Collected data entries
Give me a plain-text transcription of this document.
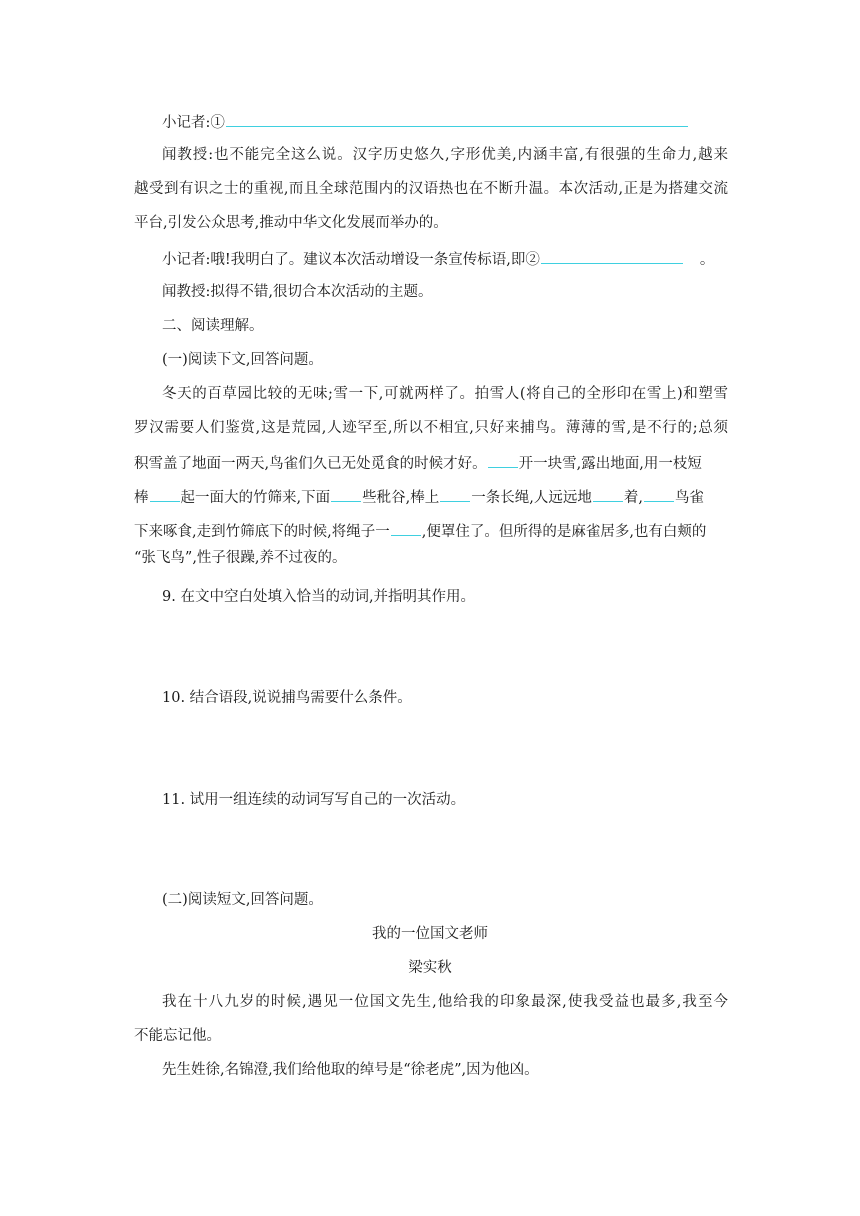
小记者:①
闻教授:也不能完全这么说。汉字历史悠久,字形优美,内涵丰富,有很强的生命力,越来
越受到有识之士的重视,而且全球范围内的汉语热也在不断升温。本次活动,正是为搭建交流
平台,引发公众思考,推动中华文化发展而举办的。
小记者:哦!我明白了。建议本次活动增设一条宣传标语,即②	。
闻教授:拟得不错,很切合本次活动的主题。
二、阅读理解。
(一)阅读下文,回答问题。
冬天的百草园比较的无味;雪一下,可就两样了。拍雪人(将自己的全形印在雪上)和塑雪
罗汉需要人们鉴赏,这是荒园,人迹罕至,所以不相宜,只好来捕鸟。薄薄的雪,是不行的;总须
积雪盖了地面一两天,鸟雀们久已无处觅食的时候才好。 开一块雪,露出地面,用一枝短
棒 起一面大的竹筛来,下面 些秕谷,棒上 一条长绳,人远远地 着, 鸟雀
下来啄食,走到竹筛底下的时候,将绳子一 ,便罩住了。但所得的是麻雀居多,也有白颊的
“张飞鸟”,性子很躁,养不过夜的。
9. 在文中空白处填入恰当的动词,并指明其作用。
10. 结合语段,说说捕鸟需要什么条件。
11. 试用一组连续的动词写写自己的一次活动。
(二)阅读短文,回答问题。
我的一位国文老师
梁实秋
我在十八九岁的时候,遇见一位国文先生,他给我的印象最深,使我受益也最多,我至今
不能忘记他。
先生姓徐,名锦澄,我们给他取的绰号是“徐老虎”,因为他凶。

- _To do_:
Restate the records word for word, omitting images.

- _The response_:
Give me a plain-text transcription of this document.
小记者:①
闻教授:也不能完全这么说。汉字历史悠久,字形优美,内涵丰富,有很强的生命力,越来
越受到有识之士的重视,而且全球范围内的汉语热也在不断升温。本次活动,正是为搭建交流
平台,引发公众思考,推动中华文化发展而举办的。
小记者:哦!我明白了。建议本次活动增设一条宣传标语,即②	。
闻教授:拟得不错,很切合本次活动的主题。
二、阅读理解。
(一)阅读下文,回答问题。
冬天的百草园比较的无味;雪一下,可就两样了。拍雪人(将自己的全形印在雪上)和塑雪
罗汉需要人们鉴赏,这是荒园,人迹罕至,所以不相宜,只好来捕鸟。薄薄的雪,是不行的;总须
积雪盖了地面一两天,鸟雀们久已无处觅食的时候才好。 开一块雪,露出地面,用一枝短
棒 起一面大的竹筛来,下面 些秕谷,棒上 一条长绳,人远远地 着, 鸟雀
下来啄食,走到竹筛底下的时候,将绳子一 ,便罩住了。但所得的是麻雀居多,也有白颊的
“张飞鸟”,性子很躁,养不过夜的。
9. 在文中空白处填入恰当的动词,并指明其作用。
10. 结合语段,说说捕鸟需要什么条件。
11. 试用一组连续的动词写写自己的一次活动。
(二)阅读短文,回答问题。
我的一位国文老师
梁实秋
我在十八九岁的时候,遇见一位国文先生,他给我的印象最深,使我受益也最多,我至今
不能忘记他。
先生姓徐,名锦澄,我们给他取的绰号是“徐老虎”,因为他凶。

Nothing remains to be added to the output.